■ GIVEN PROBLEM ■
Tally how many lines of these entries hold the string "title". Return the number alone.

--- begin RECORDS FOR THE EXERCISE ---

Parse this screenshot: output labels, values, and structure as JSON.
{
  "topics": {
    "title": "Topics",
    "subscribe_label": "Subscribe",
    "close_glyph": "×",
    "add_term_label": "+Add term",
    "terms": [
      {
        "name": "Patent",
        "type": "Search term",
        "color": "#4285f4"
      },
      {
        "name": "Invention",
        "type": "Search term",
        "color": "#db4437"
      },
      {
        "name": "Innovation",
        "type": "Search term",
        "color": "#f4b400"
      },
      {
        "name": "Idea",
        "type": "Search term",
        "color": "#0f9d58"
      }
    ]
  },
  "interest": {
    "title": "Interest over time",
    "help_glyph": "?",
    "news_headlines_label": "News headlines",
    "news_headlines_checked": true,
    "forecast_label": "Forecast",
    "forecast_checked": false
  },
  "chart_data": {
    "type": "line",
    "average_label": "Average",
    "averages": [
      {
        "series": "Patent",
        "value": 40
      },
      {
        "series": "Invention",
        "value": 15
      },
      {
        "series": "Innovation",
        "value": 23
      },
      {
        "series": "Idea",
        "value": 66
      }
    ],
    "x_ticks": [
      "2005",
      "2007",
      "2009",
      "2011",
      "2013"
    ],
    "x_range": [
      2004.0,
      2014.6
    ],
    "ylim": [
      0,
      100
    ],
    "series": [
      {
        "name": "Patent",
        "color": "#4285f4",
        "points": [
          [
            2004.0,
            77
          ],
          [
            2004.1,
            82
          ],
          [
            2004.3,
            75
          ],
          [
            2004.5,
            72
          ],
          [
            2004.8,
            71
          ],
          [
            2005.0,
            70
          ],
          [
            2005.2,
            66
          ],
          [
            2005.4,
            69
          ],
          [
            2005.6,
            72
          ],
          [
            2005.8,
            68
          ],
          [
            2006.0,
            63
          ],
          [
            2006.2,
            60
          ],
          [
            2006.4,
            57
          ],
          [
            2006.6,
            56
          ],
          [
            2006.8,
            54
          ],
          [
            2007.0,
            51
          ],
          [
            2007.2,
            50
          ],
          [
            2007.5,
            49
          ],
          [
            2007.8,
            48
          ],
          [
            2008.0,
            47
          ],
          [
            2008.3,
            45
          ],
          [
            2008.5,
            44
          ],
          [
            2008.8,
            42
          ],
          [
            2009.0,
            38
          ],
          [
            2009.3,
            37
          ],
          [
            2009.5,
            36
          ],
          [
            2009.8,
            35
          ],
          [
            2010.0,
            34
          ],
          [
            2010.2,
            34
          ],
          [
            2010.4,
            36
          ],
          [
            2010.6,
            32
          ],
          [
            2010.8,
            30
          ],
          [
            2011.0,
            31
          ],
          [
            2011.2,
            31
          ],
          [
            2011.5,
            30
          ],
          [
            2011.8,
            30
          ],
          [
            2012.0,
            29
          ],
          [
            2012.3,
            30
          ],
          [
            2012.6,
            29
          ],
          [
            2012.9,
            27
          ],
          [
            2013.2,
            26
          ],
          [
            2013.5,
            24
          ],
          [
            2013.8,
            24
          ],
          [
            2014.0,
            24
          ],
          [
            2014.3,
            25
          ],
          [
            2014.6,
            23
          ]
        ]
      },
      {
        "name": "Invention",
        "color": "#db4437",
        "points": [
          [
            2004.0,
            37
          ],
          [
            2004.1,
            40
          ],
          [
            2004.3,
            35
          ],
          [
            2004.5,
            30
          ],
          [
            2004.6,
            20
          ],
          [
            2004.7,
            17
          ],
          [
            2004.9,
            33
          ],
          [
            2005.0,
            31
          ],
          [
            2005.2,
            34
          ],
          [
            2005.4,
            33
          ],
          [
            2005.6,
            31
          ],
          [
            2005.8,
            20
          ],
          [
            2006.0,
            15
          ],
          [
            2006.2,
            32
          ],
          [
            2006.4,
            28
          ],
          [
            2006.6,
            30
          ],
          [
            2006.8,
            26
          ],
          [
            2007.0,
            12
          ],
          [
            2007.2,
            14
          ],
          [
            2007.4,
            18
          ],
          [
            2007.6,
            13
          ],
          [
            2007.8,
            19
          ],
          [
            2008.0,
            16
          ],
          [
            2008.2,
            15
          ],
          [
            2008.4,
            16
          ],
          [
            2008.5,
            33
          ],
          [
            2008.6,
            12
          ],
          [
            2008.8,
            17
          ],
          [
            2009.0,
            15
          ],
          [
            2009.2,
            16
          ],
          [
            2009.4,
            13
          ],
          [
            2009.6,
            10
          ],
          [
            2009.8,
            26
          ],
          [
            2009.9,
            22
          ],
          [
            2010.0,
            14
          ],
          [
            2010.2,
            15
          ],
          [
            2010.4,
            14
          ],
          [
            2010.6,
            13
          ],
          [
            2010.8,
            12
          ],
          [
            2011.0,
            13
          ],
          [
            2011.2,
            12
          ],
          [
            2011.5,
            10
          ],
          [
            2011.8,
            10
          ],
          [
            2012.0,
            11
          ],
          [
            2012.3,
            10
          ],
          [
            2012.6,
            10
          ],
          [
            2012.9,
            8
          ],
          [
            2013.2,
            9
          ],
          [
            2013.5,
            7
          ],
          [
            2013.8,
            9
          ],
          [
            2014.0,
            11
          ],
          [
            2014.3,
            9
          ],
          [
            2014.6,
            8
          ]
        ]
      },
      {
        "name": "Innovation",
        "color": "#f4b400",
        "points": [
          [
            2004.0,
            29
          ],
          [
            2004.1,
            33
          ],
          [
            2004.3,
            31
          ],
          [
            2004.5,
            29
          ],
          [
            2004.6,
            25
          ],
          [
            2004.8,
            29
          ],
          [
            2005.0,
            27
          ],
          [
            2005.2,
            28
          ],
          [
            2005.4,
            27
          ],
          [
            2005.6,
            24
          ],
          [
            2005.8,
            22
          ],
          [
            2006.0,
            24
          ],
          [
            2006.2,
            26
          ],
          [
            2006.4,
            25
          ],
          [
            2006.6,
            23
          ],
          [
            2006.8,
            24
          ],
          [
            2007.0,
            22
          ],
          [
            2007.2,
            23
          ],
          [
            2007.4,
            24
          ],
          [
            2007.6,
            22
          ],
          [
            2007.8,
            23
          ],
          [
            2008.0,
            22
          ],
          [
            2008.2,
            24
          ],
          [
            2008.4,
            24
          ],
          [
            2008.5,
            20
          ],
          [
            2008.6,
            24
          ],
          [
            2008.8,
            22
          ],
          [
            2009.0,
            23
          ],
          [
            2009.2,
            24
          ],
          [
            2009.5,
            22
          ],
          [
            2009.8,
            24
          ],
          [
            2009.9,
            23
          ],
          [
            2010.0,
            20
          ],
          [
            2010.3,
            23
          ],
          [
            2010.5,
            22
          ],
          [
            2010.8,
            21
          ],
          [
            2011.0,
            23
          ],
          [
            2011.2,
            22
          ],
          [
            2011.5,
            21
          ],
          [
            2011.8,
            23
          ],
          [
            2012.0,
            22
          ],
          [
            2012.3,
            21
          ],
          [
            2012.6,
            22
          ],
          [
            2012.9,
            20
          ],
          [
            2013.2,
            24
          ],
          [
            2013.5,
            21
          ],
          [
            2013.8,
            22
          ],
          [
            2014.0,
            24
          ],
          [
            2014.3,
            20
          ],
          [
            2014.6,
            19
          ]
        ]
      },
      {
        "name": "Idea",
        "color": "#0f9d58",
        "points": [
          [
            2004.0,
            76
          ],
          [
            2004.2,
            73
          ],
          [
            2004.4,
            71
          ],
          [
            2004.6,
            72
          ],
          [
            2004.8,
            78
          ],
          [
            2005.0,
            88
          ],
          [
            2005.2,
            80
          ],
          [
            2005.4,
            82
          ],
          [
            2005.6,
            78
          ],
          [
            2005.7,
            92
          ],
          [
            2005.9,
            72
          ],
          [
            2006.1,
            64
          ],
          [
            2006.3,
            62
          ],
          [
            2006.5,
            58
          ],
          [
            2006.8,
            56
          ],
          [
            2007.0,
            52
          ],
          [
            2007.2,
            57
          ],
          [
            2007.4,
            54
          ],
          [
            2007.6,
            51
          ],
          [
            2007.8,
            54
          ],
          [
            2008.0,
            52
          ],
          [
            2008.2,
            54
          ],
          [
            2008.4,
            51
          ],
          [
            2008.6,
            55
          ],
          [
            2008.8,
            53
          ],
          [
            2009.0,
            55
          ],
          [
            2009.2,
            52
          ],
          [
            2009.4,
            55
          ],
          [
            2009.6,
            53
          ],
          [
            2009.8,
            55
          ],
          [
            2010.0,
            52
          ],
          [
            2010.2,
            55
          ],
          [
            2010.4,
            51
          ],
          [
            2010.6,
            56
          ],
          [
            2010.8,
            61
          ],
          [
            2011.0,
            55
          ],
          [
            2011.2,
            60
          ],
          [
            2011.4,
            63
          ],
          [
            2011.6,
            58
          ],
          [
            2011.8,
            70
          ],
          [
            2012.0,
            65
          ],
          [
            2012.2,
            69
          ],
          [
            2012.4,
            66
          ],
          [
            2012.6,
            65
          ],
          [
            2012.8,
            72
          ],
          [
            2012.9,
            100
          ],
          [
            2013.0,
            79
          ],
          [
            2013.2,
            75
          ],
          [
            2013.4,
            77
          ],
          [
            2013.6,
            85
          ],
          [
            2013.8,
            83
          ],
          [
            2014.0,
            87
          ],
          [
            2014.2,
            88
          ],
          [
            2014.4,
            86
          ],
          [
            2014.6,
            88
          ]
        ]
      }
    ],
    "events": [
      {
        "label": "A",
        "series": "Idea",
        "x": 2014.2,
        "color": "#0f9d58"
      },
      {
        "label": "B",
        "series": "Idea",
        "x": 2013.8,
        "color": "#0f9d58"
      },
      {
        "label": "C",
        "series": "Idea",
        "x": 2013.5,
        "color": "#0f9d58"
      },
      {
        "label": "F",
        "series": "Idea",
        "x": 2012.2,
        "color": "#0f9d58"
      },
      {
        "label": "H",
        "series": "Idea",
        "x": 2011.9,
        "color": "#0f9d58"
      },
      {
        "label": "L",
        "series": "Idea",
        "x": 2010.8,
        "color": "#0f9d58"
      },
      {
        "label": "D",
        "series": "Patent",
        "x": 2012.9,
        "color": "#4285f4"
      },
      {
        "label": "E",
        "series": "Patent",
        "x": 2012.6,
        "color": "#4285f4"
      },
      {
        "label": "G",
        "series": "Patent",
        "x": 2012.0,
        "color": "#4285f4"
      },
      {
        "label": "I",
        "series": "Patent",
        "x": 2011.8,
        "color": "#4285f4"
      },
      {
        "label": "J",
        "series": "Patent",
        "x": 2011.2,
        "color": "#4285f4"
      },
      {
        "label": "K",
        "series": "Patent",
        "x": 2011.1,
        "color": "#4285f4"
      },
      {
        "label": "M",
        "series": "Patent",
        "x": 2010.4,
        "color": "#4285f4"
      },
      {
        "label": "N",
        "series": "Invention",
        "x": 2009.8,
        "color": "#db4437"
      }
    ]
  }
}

--- end RECORDS FOR THE EXERCISE ---

■ RESPONSE TO THE EXERCISE ■
2